» Your task:
Print the listing as it stands, omitting all images.

» Provided entries:
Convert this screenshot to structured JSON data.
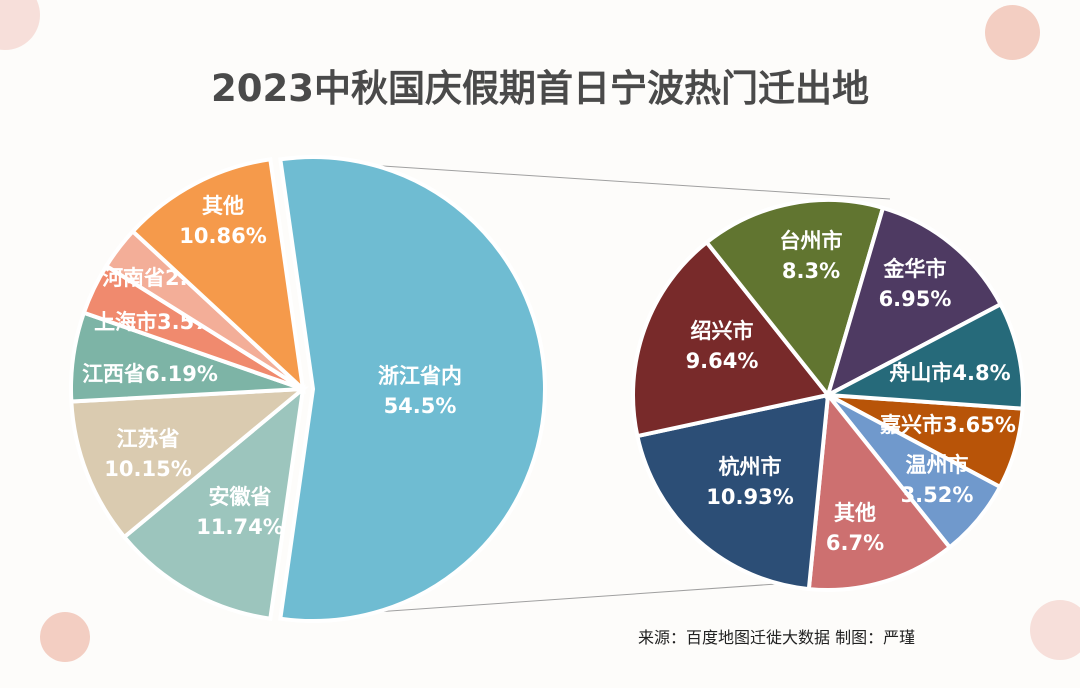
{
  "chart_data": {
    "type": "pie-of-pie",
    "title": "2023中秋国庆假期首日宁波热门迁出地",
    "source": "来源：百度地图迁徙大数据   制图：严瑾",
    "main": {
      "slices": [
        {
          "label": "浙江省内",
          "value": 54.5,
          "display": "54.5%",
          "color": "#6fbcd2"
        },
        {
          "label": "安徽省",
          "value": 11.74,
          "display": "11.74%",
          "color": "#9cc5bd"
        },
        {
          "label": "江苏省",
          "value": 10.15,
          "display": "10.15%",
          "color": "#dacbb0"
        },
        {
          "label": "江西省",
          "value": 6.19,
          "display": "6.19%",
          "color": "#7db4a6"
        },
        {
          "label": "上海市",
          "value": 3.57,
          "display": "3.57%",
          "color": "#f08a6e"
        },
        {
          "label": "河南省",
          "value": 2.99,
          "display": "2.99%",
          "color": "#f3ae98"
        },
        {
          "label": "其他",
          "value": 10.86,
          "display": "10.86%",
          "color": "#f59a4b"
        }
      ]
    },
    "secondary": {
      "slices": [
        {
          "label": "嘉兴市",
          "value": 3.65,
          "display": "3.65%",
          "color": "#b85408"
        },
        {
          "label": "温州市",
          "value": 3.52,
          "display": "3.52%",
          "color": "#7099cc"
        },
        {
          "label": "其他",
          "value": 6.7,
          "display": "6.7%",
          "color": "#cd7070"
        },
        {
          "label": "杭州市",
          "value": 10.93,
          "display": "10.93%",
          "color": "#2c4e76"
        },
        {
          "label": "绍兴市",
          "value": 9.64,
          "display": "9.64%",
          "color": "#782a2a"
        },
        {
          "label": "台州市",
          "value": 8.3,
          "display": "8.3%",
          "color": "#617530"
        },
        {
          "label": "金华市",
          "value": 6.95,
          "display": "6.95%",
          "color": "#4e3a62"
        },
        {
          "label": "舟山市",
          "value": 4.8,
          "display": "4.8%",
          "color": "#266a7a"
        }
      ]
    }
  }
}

» Solution to the exercise:
Convert this screenshot to structured JSON data.
{
  "chart_data": {
    "type": "pie-of-pie",
    "title": "2023中秋国庆假期首日宁波热门迁出地",
    "source": "来源：百度地图迁徙大数据   制图：严瑾",
    "main": {
      "slices": [
        {
          "label": "浙江省内",
          "value": 54.5,
          "display": "54.5%",
          "color": "#6fbcd2"
        },
        {
          "label": "安徽省",
          "value": 11.74,
          "display": "11.74%",
          "color": "#9cc5bd"
        },
        {
          "label": "江苏省",
          "value": 10.15,
          "display": "10.15%",
          "color": "#dacbb0"
        },
        {
          "label": "江西省",
          "value": 6.19,
          "display": "6.19%",
          "color": "#7db4a6"
        },
        {
          "label": "上海市",
          "value": 3.57,
          "display": "3.57%",
          "color": "#f08a6e"
        },
        {
          "label": "河南省",
          "value": 2.99,
          "display": "2.99%",
          "color": "#f3ae98"
        },
        {
          "label": "其他",
          "value": 10.86,
          "display": "10.86%",
          "color": "#f59a4b"
        }
      ]
    },
    "secondary": {
      "slices": [
        {
          "label": "嘉兴市",
          "value": 3.65,
          "display": "3.65%",
          "color": "#b85408"
        },
        {
          "label": "温州市",
          "value": 3.52,
          "display": "3.52%",
          "color": "#7099cc"
        },
        {
          "label": "其他",
          "value": 6.7,
          "display": "6.7%",
          "color": "#cd7070"
        },
        {
          "label": "杭州市",
          "value": 10.93,
          "display": "10.93%",
          "color": "#2c4e76"
        },
        {
          "label": "绍兴市",
          "value": 9.64,
          "display": "9.64%",
          "color": "#782a2a"
        },
        {
          "label": "台州市",
          "value": 8.3,
          "display": "8.3%",
          "color": "#617530"
        },
        {
          "label": "金华市",
          "value": 6.95,
          "display": "6.95%",
          "color": "#4e3a62"
        },
        {
          "label": "舟山市",
          "value": 4.8,
          "display": "4.8%",
          "color": "#266a7a"
        }
      ]
    }
  }
}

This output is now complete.